▸ THE PROBLEM: List all lines of the data that include the string "لوحة".

Entries taken from a collection

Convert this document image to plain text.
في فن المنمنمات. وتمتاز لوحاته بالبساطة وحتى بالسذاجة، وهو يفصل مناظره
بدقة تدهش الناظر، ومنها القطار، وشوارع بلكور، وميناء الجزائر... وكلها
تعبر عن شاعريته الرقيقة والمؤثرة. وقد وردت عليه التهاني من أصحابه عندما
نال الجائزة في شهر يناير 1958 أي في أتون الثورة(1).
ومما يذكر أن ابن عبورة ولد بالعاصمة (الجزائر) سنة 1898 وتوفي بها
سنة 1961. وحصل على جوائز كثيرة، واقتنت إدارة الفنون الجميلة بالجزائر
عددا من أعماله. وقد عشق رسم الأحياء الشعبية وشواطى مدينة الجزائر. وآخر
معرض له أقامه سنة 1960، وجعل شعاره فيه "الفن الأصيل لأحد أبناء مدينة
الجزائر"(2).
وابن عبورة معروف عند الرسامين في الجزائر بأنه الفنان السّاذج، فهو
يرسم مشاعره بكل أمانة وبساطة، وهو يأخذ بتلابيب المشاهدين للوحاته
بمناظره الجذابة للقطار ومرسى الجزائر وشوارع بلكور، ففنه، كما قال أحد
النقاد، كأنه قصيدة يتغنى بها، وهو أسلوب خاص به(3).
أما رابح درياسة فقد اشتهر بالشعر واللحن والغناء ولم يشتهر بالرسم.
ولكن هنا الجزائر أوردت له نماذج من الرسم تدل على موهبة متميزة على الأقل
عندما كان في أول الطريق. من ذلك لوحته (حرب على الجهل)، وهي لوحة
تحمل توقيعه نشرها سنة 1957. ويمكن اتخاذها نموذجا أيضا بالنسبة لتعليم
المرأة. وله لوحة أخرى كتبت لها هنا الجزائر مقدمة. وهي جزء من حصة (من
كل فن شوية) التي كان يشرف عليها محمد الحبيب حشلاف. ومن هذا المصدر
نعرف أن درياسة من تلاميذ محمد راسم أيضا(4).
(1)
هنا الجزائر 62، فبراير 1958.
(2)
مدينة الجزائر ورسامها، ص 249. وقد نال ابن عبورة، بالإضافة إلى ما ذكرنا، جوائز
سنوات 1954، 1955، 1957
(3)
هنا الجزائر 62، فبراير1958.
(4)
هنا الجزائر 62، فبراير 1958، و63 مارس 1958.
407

▸ WORKED ANSWER:
عندما كان في أول الطريق. من ذلك لوحته (حرب على الجهل)، وهي لوحة
المرأة. وله لوحة أخرى كتبت لها هنا الجزائر مقدمة. وهي جزء من حصة (من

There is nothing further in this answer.